▶ Reading passage:
---+---

The year 1991 was a banner year for the partnership between SSI and TSR. Death Knights of Krynn, Eye of the Beholder II, Pools of Darkness, and a few other titles all came out that year rivaling the kind of output from many of today’s publishers and devs for any one property exemplifying it as a very different time.
SSI had also taken risks in promoting several different ways in which to adventure in TSR’s fantasy realm of Dungeons and Dragons. For more serious adventurers, there were the legendary “Gold Box” series of titles such as Death Knights and Pools of Darkness. For a little more adventure without as much tactical meat, and in first-person, there was Eye of the Beholder. And for more action than crunch and story, there were games like Heroes of the Lance. There was even a dragon “simulator”, Dragonstrike.
Not all of these were resounding successes, but they did demonstrate the kind of vision that SSI and the devs who worked for it attempted to leverage across TSR’s properties much like how Lucasarts would diversify Star Wars via flight sims, first-person shooters, and that one fighting game no one wants to ever remember.
Shadow Sorceror, created by U.S. Gold and published by SSI in 1991, was another imaginative take on the Dragonlance world of AD&D, attempting to strike a balance between hardcore AD&D fans and new players that may not have any idea of what THAC0 meant. It was also a follow-up of sorts to Dragons of Flame in 1989. In that game, players led the iconic “Heroes of the Lance” in a side-scrolling, beat ’em up bid to slay monsters and ultimately freed slaves imprisoned under the cruel eye of a red dragon and its master. Before that, there was Heroes of the Lance in 1988, also an action oriented take on AD&D. Like both of those titles, Shadow Sorcerer was also loosely adapted from the Dragonlance adventure modules.

---+---

▶ Given information:
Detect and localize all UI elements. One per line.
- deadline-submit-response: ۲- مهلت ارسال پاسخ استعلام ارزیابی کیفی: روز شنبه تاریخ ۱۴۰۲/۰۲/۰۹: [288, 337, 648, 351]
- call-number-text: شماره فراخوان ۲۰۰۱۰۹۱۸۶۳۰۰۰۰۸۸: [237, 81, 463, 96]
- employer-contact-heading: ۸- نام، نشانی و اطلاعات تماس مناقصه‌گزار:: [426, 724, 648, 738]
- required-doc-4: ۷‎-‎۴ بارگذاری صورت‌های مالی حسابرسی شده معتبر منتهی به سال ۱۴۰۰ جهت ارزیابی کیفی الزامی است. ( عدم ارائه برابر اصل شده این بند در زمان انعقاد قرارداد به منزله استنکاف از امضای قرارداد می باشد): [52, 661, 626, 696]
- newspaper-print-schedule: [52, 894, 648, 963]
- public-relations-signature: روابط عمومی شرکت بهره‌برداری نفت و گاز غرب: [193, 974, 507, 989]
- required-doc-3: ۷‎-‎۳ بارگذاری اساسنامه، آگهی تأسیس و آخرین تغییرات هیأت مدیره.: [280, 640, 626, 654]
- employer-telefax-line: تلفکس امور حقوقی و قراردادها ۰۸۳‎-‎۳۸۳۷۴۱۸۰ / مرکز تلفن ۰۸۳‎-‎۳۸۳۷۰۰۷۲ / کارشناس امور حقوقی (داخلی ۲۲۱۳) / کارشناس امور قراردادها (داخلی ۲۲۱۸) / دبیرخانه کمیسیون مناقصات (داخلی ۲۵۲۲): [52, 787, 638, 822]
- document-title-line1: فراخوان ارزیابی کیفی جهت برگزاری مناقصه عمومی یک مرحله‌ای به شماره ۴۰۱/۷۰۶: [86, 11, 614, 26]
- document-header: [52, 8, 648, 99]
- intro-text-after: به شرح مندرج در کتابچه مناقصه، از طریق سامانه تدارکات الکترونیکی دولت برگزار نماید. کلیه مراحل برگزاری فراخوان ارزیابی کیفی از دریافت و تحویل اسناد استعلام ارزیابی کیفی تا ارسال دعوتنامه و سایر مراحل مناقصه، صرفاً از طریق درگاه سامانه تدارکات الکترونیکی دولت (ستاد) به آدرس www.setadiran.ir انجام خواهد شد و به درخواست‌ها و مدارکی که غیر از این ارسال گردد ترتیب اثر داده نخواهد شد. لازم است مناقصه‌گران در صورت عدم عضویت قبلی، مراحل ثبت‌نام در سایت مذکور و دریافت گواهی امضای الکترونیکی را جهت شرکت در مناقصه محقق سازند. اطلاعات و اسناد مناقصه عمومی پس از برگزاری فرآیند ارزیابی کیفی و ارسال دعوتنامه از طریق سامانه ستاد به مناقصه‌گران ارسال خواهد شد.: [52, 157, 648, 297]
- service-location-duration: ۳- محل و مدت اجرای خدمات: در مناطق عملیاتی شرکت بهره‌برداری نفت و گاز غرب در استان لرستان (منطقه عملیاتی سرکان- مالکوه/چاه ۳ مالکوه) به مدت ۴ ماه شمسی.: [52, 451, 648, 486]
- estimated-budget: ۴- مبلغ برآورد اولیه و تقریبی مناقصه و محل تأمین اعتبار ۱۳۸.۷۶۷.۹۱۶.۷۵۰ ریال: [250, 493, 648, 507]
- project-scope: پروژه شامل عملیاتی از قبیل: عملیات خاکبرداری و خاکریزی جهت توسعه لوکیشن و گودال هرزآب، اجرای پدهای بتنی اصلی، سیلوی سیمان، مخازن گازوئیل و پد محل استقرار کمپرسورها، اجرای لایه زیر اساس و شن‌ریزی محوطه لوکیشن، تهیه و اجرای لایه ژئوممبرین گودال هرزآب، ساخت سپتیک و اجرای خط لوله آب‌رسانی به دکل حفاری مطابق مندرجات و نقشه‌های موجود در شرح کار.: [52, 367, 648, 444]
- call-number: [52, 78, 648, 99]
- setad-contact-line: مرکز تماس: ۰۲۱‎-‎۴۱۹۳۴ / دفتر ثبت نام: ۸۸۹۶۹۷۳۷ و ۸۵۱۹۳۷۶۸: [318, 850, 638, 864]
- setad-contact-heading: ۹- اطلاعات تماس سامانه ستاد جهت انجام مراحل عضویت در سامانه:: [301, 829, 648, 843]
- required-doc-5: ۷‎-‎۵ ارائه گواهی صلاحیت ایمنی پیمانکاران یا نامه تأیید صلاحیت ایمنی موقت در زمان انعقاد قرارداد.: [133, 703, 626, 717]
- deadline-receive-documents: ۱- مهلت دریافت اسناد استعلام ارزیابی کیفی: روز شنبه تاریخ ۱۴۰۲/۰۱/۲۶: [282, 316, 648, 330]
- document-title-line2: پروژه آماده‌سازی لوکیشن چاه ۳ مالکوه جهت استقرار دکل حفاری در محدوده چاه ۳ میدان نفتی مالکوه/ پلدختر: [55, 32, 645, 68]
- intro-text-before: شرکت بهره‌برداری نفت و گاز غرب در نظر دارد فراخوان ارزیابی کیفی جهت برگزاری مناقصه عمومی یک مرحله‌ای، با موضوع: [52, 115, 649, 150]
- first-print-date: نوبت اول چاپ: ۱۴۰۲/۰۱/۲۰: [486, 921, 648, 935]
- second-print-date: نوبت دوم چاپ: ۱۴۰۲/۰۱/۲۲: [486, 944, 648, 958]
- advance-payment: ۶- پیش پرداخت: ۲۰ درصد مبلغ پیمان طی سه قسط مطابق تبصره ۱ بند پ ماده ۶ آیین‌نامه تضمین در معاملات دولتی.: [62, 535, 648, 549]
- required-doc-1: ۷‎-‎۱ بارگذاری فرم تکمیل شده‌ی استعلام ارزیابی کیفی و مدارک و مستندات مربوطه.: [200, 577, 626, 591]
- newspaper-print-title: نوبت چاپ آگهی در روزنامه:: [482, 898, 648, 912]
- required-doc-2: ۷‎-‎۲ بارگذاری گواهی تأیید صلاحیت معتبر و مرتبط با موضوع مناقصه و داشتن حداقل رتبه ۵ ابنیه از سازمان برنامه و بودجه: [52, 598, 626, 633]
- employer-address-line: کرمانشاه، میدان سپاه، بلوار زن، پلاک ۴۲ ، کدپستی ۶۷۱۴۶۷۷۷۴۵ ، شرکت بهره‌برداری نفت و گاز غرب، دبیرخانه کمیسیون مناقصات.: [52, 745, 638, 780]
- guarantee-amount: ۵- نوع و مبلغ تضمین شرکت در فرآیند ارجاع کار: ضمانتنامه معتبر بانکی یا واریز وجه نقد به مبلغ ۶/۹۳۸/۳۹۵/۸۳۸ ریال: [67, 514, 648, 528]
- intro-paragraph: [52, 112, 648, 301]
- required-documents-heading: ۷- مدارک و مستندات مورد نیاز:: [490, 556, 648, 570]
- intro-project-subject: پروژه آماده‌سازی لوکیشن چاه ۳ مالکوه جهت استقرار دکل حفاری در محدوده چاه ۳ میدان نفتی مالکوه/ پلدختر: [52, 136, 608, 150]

---+---

▶ Work to do:
a - For each statement about the passage on SSI's Dungeons and Dragons games, answer yes or no and quote the words from the passage that decide it. (i) Dragons of Flame came out in 1989. (ii) Eye of the Beholder was a third-person game. (iii) Heroes of the Lance was released in 1990.
b - List every game that the passage on SSI's Dungeons and Dragons games names as coming out in 1991.
c - Answer these questions from the passage on SSI's Dungeons and Dragons games.
(i) Which company created Shadow Sorcerer?
(ii) Which game is called a dragon "simulator"?
(iii) Which series of titles was meant for more serious adventurers?

▶ Answers given:
a -
(i) Yes: "It was also a follow-up of sorts to Dragons of Flame in 1989."
(ii) No: "and in first-person, there was Eye of the Beholder."
(iii) No: "Before that, there was Heroes of the Lance in 1988"

b -
Death Knights of Krynn
Eye of the Beholder II
Pools of Darkness
Shadow Sorcerer

c -
(i) U.S. Gold
(ii) Dragonstrike
(iii) The "Gold Box" series